Return every line of the material that contains the string "slider", matching case exactly.

___

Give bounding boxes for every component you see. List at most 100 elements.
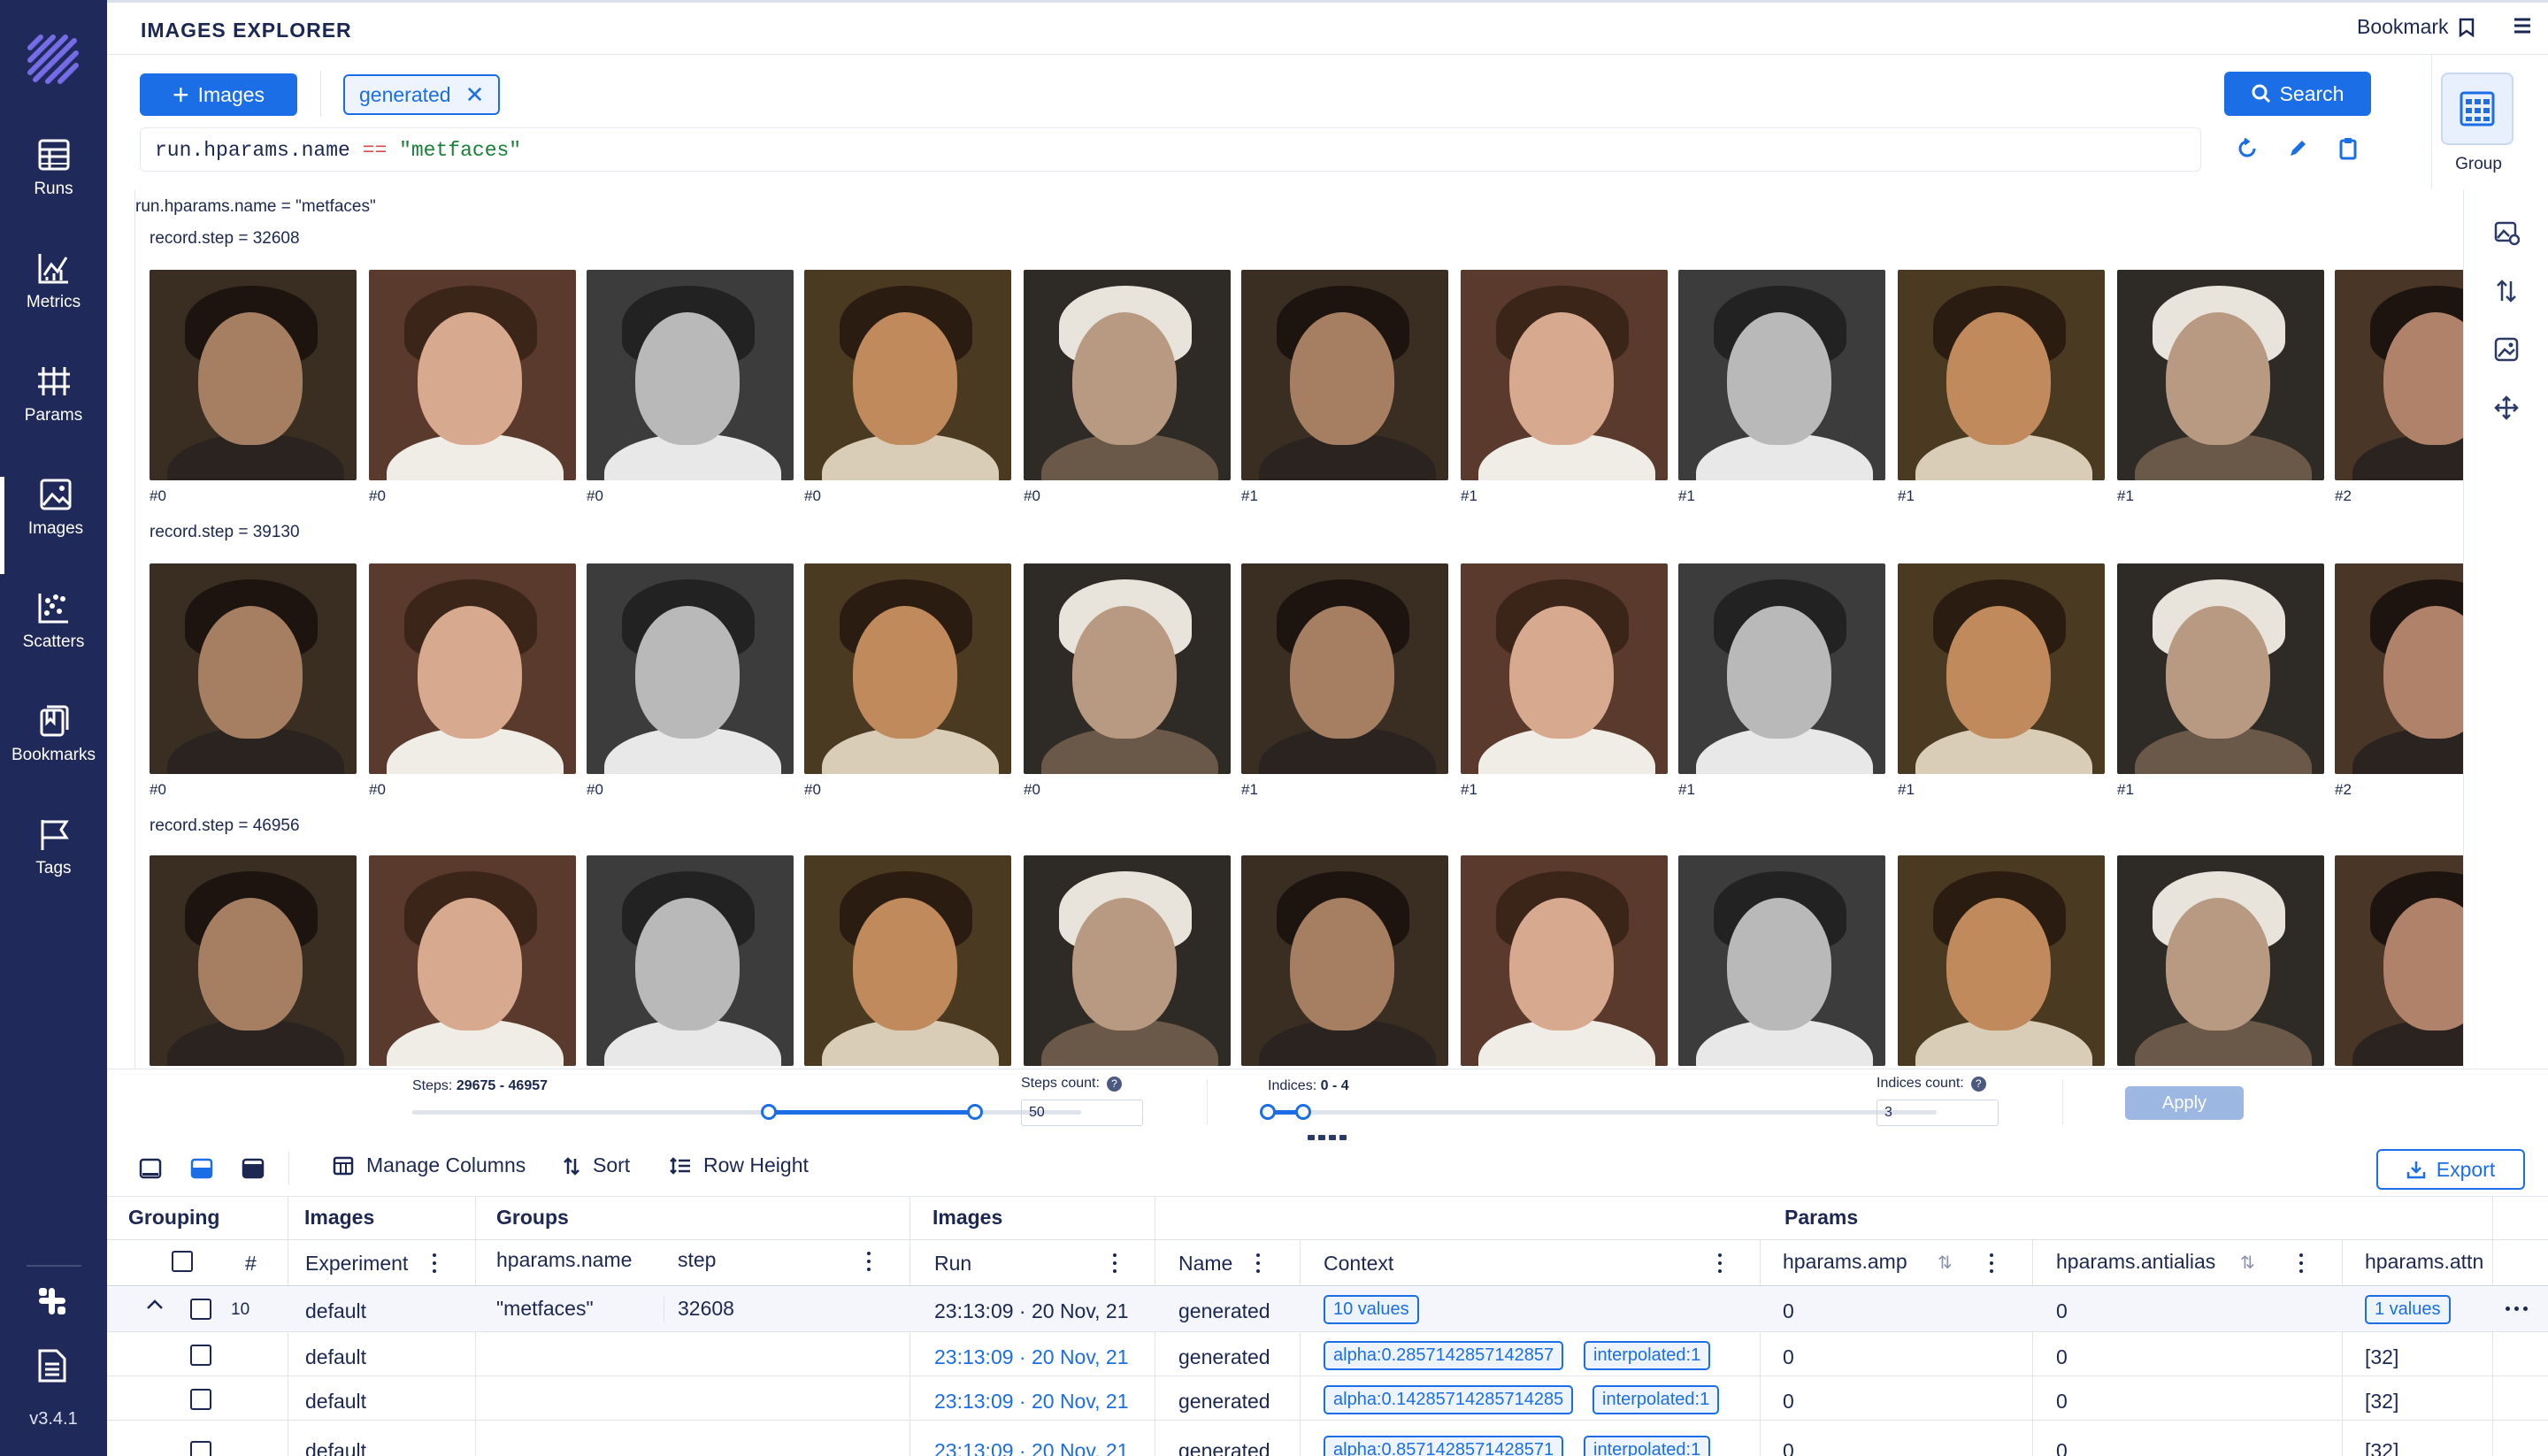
steps-slider-start-handle[interactable] (761, 1104, 777, 1120)
sort-toggle-icon[interactable]: ⇅ (2240, 1252, 2255, 1274)
apply-button[interactable]: Apply (2125, 1086, 2244, 1120)
indices-slider-start-handle[interactable] (1260, 1104, 1276, 1120)
generated-portrait-image[interactable] (150, 855, 357, 1066)
indices-slider-end-handle[interactable] (1295, 1104, 1311, 1120)
generated-portrait-image[interactable] (587, 855, 794, 1066)
column-header-hparams-amp[interactable]: hparams.amp (1783, 1250, 1907, 1274)
steps-count-input[interactable]: 50 (1021, 1100, 1143, 1126)
generated-portrait-image[interactable] (1241, 563, 1448, 774)
sort-button[interactable]: Sort (563, 1153, 630, 1177)
generated-portrait-image[interactable] (1678, 270, 1885, 480)
generated-portrait-image[interactable] (1024, 563, 1231, 774)
close-icon[interactable]: ✕ (465, 83, 485, 106)
steps-slider-end-handle[interactable] (967, 1104, 983, 1120)
context-values-tag[interactable]: 10 values (1324, 1295, 1419, 1324)
generated-portrait-image[interactable] (2117, 270, 2324, 480)
edit-query-button[interactable] (2280, 131, 2315, 166)
cell-run-link[interactable]: 23:13:09 · 20 Nov, 21 (934, 1390, 1129, 1414)
hide-table-button[interactable] (139, 1157, 162, 1184)
generated-portrait-image[interactable] (2335, 563, 2463, 774)
sidebar-item-runs[interactable]: Runs (0, 137, 107, 234)
sidebar-item-metrics[interactable]: Metrics (0, 250, 107, 348)
generated-portrait-image[interactable] (2117, 855, 2324, 1066)
column-header-experiment[interactable]: Experiment (305, 1252, 408, 1276)
column-header-context[interactable]: Context (1324, 1252, 1393, 1276)
menu-button[interactable] (2512, 15, 2533, 41)
sort-images-button[interactable] (2490, 275, 2522, 307)
image-rendering-button[interactable] (2490, 333, 2522, 365)
generated-portrait-image[interactable] (1024, 855, 1231, 1066)
row-checkbox[interactable] (190, 1389, 211, 1410)
context-tag[interactable]: alpha:0.8571428571428571 (1324, 1436, 1564, 1456)
generated-portrait-image[interactable] (1461, 563, 1668, 774)
manage-columns-button[interactable]: Manage Columns (333, 1153, 526, 1177)
aim-logo[interactable] (25, 32, 81, 88)
selected-metric-chip[interactable]: generated ✕ (343, 74, 501, 115)
context-tag[interactable]: alpha:0.2857142857142857 (1324, 1341, 1564, 1370)
chevron-up-icon[interactable] (146, 1298, 164, 1314)
group-button[interactable] (2441, 73, 2513, 145)
context-tag[interactable]: interpolated:1 (1584, 1341, 1711, 1370)
reset-query-button[interactable] (2230, 131, 2265, 166)
generated-portrait-image[interactable] (804, 270, 1011, 480)
column-menu-icon[interactable] (1255, 1253, 1261, 1273)
cell-run-link[interactable]: 23:13:09 · 20 Nov, 21 (934, 1439, 1129, 1456)
row-checkbox[interactable] (190, 1345, 211, 1366)
generated-portrait-image[interactable] (369, 855, 576, 1066)
query-input[interactable]: run.hparams.name == "metfaces" (140, 127, 2201, 172)
full-table-button[interactable] (242, 1157, 265, 1184)
select-all-checkbox[interactable] (172, 1251, 193, 1272)
attn-values-tag[interactable]: 1 values (2365, 1295, 2451, 1324)
generated-portrait-image[interactable] (1241, 270, 1448, 480)
panel-resize-handle[interactable] (1308, 1135, 1348, 1140)
search-button[interactable]: Search (2224, 72, 2371, 116)
align-images-button[interactable] (2490, 392, 2522, 424)
column-header-hparams-attn[interactable]: hparams.attn (2365, 1250, 2502, 1274)
generated-portrait-image[interactable] (804, 855, 1011, 1066)
context-tag[interactable]: alpha:0.14285714285714285 (1324, 1385, 1574, 1414)
export-button[interactable]: Export (2376, 1149, 2525, 1190)
column-header-step[interactable]: step (678, 1248, 716, 1272)
generated-portrait-image[interactable] (150, 270, 357, 480)
copy-query-button[interactable] (2330, 131, 2366, 166)
generated-portrait-image[interactable] (1678, 563, 1885, 774)
generated-portrait-image[interactable] (2335, 270, 2463, 480)
column-menu-icon[interactable] (866, 1252, 871, 1271)
cell-run-link[interactable]: 23:13:09 · 20 Nov, 21 (934, 1345, 1129, 1369)
docs-icon[interactable] (37, 1348, 67, 1388)
context-tag[interactable]: interpolated:1 (1592, 1385, 1720, 1414)
column-menu-icon[interactable] (2299, 1253, 2304, 1273)
half-table-button[interactable] (190, 1157, 213, 1184)
group-row-checkbox[interactable] (190, 1299, 211, 1320)
generated-portrait-image[interactable] (587, 270, 794, 480)
generated-portrait-image[interactable] (2117, 563, 2324, 774)
generated-portrait-image[interactable] (2335, 855, 2463, 1066)
generated-portrait-image[interactable] (369, 270, 576, 480)
help-icon[interactable]: ? (1106, 1077, 1122, 1092)
generated-portrait-image[interactable] (1461, 855, 1668, 1066)
generated-portrait-image[interactable] (1898, 563, 2105, 774)
sidebar-item-scatters[interactable]: Scatters (0, 590, 107, 687)
column-header-run[interactable]: Run (934, 1252, 971, 1276)
generated-portrait-image[interactable] (1241, 855, 1448, 1066)
generated-portrait-image[interactable] (1024, 270, 1231, 480)
indices-count-input[interactable]: 3 (1876, 1100, 1999, 1126)
row-checkbox[interactable] (190, 1441, 211, 1456)
context-tag[interactable]: interpolated:1 (1584, 1436, 1711, 1456)
indices-slider-track[interactable] (1268, 1110, 1937, 1115)
generated-portrait-image[interactable] (804, 563, 1011, 774)
add-images-button[interactable]: + Images (140, 73, 297, 116)
column-menu-icon[interactable] (1112, 1253, 1117, 1273)
sidebar-item-images[interactable]: Images (0, 477, 107, 574)
slack-icon[interactable] (35, 1284, 69, 1322)
sort-toggle-icon[interactable]: ⇅ (1938, 1252, 1953, 1274)
help-icon[interactable]: ? (1970, 1077, 1986, 1092)
generated-portrait-image[interactable] (1678, 855, 1885, 1066)
sidebar-item-params[interactable]: Params (0, 364, 107, 461)
column-menu-icon[interactable] (1989, 1253, 1994, 1273)
sidebar-item-tags[interactable]: Tags (0, 816, 107, 914)
generated-portrait-image[interactable] (1898, 855, 2105, 1066)
row-actions-icon[interactable] (2506, 1307, 2528, 1311)
generated-portrait-image[interactable] (1461, 270, 1668, 480)
column-header-hparams-antialias[interactable]: hparams.antialias (2056, 1250, 2215, 1274)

___

Result of this task —
steps-slider-start-handle[interactable] (761, 1104, 777, 1120)
indices-slider-start-handle[interactable] (1260, 1104, 1276, 1120)
indices-slider-end-handle[interactable] (1295, 1104, 1311, 1120)
steps-slider-end-handle[interactable] (967, 1104, 983, 1120)
indices-slider-track[interactable] (1268, 1110, 1937, 1115)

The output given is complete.